### What is asked
Scan the records for the string "России"; copy each line where it occurs.

***** Input rows *****

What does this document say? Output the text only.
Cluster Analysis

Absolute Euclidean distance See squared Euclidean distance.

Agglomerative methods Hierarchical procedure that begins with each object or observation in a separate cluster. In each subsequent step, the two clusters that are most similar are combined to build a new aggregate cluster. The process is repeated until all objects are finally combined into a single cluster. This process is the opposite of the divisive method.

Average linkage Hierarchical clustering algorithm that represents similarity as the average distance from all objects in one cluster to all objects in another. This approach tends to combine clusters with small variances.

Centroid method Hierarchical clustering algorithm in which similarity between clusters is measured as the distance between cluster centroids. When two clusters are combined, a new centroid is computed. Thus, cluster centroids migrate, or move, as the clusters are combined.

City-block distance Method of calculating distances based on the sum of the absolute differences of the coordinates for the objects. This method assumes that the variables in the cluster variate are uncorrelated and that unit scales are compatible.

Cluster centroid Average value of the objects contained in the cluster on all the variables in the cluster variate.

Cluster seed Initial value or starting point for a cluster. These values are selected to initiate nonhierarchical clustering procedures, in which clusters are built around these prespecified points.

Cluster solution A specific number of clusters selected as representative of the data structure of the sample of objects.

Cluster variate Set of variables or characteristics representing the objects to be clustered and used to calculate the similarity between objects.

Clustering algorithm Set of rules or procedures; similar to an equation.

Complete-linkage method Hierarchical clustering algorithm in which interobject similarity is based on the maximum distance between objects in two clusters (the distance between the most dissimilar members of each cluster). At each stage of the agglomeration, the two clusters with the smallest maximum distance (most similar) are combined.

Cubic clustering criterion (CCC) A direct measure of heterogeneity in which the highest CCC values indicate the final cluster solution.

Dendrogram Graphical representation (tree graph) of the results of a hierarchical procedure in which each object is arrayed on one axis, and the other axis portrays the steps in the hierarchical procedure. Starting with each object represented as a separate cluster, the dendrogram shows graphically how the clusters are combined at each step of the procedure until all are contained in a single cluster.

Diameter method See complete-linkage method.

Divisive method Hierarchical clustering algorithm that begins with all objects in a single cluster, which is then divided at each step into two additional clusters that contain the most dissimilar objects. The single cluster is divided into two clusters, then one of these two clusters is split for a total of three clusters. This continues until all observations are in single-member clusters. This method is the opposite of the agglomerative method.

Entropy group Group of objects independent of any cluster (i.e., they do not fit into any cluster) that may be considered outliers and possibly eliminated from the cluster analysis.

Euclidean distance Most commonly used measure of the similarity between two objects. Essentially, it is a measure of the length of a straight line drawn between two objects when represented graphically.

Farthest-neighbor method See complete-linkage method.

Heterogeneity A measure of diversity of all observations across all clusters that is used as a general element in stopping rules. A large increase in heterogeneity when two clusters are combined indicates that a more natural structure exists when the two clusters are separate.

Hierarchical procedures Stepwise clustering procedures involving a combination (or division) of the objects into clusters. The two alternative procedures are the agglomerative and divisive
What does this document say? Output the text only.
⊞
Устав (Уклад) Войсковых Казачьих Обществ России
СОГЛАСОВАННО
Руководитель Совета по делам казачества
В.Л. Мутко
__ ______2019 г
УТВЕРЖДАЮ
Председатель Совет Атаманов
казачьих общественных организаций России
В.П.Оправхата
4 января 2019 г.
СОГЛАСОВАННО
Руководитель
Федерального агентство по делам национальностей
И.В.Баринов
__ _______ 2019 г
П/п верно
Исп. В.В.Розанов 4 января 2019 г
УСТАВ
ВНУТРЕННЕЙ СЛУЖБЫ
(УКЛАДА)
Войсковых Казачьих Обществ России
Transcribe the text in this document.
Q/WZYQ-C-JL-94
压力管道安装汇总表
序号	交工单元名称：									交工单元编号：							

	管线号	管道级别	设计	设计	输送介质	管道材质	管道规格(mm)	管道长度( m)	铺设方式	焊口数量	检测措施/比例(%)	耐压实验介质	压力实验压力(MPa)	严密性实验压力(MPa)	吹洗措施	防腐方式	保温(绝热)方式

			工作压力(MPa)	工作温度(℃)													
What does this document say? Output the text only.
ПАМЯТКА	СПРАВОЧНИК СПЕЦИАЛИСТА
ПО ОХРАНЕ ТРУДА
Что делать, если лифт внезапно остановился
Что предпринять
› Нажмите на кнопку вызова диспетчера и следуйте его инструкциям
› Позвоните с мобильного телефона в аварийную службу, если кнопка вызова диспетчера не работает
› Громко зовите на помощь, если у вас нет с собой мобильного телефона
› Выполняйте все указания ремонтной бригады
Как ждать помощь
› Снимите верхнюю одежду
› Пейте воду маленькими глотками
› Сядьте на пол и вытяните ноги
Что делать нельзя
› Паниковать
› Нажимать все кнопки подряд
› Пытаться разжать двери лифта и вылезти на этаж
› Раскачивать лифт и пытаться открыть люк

*****

### Result of the exercise
Устав (Уклад) Войсковых Казачьих Обществ России
казачьих общественных организаций России
Войсковых Казачьих Обществ России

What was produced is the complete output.